**REQUEST:** Search the data for the string "Rates" and gather each line it is in.

[Collection entries]
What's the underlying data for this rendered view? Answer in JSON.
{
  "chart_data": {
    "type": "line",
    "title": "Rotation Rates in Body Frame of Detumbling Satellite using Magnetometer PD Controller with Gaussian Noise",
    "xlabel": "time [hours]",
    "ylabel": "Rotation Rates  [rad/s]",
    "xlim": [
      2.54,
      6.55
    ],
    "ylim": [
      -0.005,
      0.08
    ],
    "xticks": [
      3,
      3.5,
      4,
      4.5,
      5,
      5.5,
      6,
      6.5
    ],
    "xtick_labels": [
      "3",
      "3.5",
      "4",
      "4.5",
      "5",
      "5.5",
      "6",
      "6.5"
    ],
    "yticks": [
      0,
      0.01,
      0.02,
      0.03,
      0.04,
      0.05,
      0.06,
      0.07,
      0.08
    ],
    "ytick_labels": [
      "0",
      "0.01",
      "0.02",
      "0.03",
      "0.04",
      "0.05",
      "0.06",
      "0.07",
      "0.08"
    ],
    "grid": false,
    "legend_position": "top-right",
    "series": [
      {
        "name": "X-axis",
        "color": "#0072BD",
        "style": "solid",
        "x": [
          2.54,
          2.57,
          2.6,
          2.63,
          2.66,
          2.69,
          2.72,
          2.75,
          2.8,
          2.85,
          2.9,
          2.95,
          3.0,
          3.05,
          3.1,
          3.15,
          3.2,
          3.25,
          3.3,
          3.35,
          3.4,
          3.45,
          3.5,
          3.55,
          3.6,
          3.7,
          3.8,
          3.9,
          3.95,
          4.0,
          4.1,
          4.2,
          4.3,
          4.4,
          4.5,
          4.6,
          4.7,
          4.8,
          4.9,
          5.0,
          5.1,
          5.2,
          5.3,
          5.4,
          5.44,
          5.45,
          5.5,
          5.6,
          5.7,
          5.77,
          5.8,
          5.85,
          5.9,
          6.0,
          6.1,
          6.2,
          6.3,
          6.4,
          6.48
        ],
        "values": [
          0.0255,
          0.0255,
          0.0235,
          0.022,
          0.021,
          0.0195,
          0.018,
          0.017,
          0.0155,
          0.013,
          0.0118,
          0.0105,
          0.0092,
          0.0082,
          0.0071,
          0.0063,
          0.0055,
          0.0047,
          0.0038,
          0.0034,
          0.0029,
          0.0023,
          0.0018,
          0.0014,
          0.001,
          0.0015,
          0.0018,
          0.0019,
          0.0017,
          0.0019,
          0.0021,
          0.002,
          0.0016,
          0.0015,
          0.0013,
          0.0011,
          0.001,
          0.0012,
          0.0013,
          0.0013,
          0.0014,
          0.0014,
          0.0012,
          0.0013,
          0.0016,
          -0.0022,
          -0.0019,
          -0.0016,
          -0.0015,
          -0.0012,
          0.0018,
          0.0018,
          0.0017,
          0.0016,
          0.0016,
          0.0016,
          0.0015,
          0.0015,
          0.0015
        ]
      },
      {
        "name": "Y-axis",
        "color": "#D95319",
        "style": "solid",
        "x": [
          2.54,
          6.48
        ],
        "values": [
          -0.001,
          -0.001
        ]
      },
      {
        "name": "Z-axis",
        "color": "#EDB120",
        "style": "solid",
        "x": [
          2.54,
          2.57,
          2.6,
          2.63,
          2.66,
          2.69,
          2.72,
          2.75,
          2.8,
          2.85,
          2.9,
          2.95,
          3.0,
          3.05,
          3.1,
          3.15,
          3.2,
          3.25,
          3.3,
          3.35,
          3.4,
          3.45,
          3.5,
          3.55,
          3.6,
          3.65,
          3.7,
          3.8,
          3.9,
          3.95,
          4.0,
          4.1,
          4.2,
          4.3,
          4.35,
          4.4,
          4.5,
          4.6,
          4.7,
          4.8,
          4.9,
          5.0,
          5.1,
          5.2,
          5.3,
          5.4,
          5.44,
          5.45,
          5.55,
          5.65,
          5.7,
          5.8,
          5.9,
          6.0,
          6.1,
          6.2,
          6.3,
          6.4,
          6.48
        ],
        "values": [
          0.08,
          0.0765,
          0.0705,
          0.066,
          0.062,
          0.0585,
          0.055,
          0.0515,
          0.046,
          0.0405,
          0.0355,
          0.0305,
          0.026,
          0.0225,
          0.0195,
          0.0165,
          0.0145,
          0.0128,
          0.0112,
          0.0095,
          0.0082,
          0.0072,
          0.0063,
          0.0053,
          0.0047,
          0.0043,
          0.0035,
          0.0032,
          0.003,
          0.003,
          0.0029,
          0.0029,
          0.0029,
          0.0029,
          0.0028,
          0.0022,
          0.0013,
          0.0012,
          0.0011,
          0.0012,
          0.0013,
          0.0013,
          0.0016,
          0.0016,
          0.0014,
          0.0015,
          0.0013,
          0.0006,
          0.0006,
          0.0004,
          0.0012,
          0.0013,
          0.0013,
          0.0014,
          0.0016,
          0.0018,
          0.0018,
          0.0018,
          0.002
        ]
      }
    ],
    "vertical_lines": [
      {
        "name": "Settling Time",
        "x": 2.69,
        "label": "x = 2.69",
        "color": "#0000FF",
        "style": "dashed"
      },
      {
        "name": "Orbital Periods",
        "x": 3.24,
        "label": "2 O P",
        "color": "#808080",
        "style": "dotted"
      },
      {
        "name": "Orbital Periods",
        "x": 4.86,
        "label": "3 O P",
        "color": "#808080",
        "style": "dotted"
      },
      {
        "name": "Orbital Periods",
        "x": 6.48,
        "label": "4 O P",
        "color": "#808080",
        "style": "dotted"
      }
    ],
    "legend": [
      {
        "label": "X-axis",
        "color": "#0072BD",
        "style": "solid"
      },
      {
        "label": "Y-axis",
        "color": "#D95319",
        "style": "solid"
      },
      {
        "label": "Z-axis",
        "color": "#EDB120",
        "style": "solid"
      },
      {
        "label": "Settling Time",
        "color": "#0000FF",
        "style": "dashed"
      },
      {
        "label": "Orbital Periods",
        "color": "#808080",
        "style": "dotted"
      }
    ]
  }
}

**RESULT BELOW:**
    "title": "Rotation Rates in Body Frame of Detumbling Satellite using Magnetometer PD Controller with Gaussian Noise",
    "ylabel": "Rotation Rates  [rad/s]",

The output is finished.